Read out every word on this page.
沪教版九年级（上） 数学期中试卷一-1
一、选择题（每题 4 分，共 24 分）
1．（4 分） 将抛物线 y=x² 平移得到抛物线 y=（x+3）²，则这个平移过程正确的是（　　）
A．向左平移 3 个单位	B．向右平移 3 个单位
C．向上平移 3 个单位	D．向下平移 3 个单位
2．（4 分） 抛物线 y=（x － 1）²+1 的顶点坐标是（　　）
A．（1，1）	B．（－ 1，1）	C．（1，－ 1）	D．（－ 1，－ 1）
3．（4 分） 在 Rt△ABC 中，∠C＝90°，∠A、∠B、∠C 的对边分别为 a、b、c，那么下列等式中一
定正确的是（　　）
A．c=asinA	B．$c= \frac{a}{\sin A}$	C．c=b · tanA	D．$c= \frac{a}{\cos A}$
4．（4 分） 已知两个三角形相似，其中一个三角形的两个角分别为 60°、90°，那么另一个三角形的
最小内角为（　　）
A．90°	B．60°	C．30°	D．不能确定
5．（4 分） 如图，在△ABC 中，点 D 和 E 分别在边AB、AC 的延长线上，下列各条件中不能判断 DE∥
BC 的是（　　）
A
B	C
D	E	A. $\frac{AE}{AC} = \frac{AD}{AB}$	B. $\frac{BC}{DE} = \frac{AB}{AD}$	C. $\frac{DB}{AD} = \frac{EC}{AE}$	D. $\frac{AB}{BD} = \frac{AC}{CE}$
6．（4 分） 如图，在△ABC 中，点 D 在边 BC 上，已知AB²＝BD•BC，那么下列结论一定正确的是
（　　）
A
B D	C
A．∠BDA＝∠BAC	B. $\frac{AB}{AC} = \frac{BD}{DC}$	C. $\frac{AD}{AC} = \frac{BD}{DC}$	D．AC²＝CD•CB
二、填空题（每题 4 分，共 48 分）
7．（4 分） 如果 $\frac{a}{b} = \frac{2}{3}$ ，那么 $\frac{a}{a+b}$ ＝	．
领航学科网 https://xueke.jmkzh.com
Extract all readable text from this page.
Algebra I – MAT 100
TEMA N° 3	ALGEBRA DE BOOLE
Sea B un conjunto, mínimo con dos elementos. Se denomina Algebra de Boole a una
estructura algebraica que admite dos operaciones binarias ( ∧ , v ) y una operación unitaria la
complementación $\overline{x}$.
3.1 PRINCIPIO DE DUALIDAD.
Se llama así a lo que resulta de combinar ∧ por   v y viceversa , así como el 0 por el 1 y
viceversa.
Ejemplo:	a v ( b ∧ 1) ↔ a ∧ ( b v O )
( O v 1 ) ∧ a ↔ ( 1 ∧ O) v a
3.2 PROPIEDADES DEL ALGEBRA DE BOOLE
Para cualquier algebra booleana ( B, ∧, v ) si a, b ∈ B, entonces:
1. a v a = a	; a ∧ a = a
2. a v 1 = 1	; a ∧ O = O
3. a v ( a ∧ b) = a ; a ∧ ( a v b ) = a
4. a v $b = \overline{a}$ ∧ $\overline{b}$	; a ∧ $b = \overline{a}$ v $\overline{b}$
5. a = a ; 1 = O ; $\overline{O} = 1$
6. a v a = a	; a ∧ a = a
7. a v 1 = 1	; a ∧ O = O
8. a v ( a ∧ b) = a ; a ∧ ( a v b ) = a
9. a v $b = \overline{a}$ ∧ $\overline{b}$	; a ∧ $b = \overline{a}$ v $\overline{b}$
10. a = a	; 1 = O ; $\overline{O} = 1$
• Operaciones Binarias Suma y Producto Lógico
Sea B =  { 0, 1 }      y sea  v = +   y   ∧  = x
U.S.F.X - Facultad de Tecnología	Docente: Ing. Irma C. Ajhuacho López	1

════════════════════

→ EXERCISE REQUIREMENTS
Copy the records above exactly as they appear.

→ OUTPUT BELOW
Read out every word on this page.
沪教版九年级（上） 数学期中试卷一-1
一、选择题（每题 4 分，共 24 分）
1．（4 分） 将抛物线 y=x² 平移得到抛物线 y=（x+3）²，则这个平移过程正确的是（　　）
A．向左平移 3 个单位	B．向右平移 3 个单位
C．向上平移 3 个单位	D．向下平移 3 个单位
2．（4 分） 抛物线 y=（x － 1）²+1 的顶点坐标是（　　）
A．（1，1）	B．（－ 1，1）	C．（1，－ 1）	D．（－ 1，－ 1）
3．（4 分） 在 Rt△ABC 中，∠C＝90°，∠A、∠B、∠C 的对边分别为 a、b、c，那么下列等式中一
定正确的是（　　）
A．c=asinA	B．$c= \frac{a}{\sin A}$	C．c=b · tanA	D．$c= \frac{a}{\cos A}$
4．（4 分） 已知两个三角形相似，其中一个三角形的两个角分别为 60°、90°，那么另一个三角形的
最小内角为（　　）
A．90°	B．60°	C．30°	D．不能确定
5．（4 分） 如图，在△ABC 中，点 D 和 E 分别在边AB、AC 的延长线上，下列各条件中不能判断 DE∥
BC 的是（　　）
A
B	C
D	E	A. $\frac{AE}{AC} = \frac{AD}{AB}$	B. $\frac{BC}{DE} = \frac{AB}{AD}$	C. $\frac{DB}{AD} = \frac{EC}{AE}$	D. $\frac{AB}{BD} = \frac{AC}{CE}$
6．（4 分） 如图，在△ABC 中，点 D 在边 BC 上，已知AB²＝BD•BC，那么下列结论一定正确的是
（　　）
A
B D	C
A．∠BDA＝∠BAC	B. $\frac{AB}{AC} = \frac{BD}{DC}$	C. $\frac{AD}{AC} = \frac{BD}{DC}$	D．AC²＝CD•CB
二、填空题（每题 4 分，共 48 分）
7．（4 分） 如果 $\frac{a}{b} = \frac{2}{3}$ ，那么 $\frac{a}{a+b}$ ＝	．
领航学科网 https://xueke.jmkzh.com
Extract all readable text from this page.
Algebra I – MAT 100
TEMA N° 3	ALGEBRA DE BOOLE
Sea B un conjunto, mínimo con dos elementos. Se denomina Algebra de Boole a una
estructura algebraica que admite dos operaciones binarias ( ∧ , v ) y una operación unitaria la
complementación $\overline{x}$.
3.1 PRINCIPIO DE DUALIDAD.
Se llama así a lo que resulta de combinar ∧ por   v y viceversa , así como el 0 por el 1 y
viceversa.
Ejemplo:	a v ( b ∧ 1) ↔ a ∧ ( b v O )
( O v 1 ) ∧ a ↔ ( 1 ∧ O) v a
3.2 PROPIEDADES DEL ALGEBRA DE BOOLE
Para cualquier algebra booleana ( B, ∧, v ) si a, b ∈ B, entonces:
1. a v a = a	; a ∧ a = a
2. a v 1 = 1	; a ∧ O = O
3. a v ( a ∧ b) = a ; a ∧ ( a v b ) = a
4. a v $b = \overline{a}$ ∧ $\overline{b}$	; a ∧ $b = \overline{a}$ v $\overline{b}$
5. a = a ; 1 = O ; $\overline{O} = 1$
6. a v a = a	; a ∧ a = a
7. a v 1 = 1	; a ∧ O = O
8. a v ( a ∧ b) = a ; a ∧ ( a v b ) = a
9. a v $b = \overline{a}$ ∧ $\overline{b}$	; a ∧ $b = \overline{a}$ v $\overline{b}$
10. a = a	; 1 = O ; $\overline{O} = 1$
• Operaciones Binarias Suma y Producto Lógico
Sea B =  { 0, 1 }      y sea  v = +   y   ∧  = x
U.S.F.X - Facultad de Tecnología	Docente: Ing. Irma C. Ajhuacho López	1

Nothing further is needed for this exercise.